**JOB**
Look through the listing and locate every line containing the word "JSON"; copy those lines.

**MATERIAL TO PROCESS**
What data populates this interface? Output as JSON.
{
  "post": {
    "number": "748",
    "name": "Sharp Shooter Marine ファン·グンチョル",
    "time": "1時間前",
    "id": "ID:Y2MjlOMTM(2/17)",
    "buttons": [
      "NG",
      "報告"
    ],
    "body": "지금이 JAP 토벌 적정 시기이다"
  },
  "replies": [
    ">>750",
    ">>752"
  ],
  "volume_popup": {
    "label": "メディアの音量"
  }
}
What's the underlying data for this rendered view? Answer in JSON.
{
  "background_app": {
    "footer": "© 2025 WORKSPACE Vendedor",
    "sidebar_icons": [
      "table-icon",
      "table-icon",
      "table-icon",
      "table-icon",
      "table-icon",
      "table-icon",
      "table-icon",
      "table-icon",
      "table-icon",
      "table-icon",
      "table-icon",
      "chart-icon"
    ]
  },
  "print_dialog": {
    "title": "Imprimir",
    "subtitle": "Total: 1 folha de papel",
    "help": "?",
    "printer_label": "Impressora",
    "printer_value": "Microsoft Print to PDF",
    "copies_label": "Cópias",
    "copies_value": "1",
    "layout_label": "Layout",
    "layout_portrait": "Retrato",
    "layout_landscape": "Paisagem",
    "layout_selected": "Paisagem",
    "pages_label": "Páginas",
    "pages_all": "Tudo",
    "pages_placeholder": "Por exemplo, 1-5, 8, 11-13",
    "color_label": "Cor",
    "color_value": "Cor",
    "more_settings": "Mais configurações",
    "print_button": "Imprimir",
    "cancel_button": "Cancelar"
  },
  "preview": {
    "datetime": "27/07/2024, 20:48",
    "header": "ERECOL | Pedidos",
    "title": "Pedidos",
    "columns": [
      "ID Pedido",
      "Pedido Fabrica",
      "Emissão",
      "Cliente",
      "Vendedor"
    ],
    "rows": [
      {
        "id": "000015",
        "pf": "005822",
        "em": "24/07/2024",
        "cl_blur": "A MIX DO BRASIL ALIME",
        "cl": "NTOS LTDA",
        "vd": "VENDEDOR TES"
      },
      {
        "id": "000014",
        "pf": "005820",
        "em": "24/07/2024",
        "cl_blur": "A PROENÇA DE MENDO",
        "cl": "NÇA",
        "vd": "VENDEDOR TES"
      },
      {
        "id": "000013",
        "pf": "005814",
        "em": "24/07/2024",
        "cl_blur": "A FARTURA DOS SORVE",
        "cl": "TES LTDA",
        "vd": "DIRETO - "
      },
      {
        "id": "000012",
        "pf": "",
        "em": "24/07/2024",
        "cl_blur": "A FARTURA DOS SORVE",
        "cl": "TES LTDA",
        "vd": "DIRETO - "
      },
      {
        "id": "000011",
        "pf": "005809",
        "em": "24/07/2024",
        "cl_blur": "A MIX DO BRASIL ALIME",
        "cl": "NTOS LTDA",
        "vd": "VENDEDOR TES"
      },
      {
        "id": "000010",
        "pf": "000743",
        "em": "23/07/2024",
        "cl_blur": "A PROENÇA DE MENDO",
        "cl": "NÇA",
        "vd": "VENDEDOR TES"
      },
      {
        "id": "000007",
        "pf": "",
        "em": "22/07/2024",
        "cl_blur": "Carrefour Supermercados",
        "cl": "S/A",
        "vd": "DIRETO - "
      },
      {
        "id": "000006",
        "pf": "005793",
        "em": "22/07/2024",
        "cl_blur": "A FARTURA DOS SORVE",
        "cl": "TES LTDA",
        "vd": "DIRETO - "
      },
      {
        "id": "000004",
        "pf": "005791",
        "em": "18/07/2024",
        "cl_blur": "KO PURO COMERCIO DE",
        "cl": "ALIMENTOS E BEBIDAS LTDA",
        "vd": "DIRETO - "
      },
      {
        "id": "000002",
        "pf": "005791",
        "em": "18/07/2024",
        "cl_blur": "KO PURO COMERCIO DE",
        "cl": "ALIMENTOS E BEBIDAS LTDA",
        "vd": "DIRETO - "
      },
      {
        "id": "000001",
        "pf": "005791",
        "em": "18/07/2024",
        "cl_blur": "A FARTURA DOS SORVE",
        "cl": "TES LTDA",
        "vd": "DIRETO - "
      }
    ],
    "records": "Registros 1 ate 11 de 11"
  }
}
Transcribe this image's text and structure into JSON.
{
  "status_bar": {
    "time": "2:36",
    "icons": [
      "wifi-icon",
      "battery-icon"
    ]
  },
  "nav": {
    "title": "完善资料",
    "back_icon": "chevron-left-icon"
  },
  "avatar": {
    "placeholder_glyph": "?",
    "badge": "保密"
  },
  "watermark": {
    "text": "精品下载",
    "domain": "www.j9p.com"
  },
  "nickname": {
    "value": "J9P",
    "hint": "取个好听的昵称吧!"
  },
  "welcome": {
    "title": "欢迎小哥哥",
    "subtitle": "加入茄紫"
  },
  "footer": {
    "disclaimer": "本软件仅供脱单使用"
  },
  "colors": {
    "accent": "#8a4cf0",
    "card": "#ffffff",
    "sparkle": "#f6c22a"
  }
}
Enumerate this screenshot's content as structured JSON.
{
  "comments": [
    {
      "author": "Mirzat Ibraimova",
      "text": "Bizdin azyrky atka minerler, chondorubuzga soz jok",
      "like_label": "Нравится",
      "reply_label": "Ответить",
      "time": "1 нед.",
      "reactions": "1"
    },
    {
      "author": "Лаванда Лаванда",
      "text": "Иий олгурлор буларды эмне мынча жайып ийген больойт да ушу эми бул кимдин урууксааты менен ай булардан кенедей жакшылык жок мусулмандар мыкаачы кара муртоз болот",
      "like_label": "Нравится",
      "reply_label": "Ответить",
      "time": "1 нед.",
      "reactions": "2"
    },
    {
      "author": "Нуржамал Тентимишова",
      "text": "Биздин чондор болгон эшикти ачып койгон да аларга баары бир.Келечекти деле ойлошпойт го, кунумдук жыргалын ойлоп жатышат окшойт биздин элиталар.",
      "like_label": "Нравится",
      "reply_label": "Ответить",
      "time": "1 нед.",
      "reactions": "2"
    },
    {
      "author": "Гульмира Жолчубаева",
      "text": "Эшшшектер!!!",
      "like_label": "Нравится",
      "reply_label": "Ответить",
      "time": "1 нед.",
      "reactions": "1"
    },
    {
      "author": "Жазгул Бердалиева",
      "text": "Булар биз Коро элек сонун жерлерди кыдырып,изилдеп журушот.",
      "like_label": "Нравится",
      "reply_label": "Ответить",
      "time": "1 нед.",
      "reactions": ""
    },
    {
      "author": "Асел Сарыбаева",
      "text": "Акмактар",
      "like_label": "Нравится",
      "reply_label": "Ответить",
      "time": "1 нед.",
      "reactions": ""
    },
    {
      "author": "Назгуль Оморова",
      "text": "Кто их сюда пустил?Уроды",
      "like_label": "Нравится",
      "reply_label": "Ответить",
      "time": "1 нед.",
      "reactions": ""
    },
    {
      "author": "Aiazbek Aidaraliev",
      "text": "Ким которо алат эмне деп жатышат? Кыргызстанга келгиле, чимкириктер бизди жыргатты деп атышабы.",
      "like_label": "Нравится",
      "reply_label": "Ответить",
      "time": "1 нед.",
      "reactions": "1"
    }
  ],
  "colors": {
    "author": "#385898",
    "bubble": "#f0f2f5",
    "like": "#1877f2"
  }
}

**ANSWER TO THIS TASK**
What data populates this interface? Output as JSON.
What's the underlying data for this rendered view? Answer in JSON.
Transcribe this image's text and structure into JSON.
Enumerate this screenshot's content as structured JSON.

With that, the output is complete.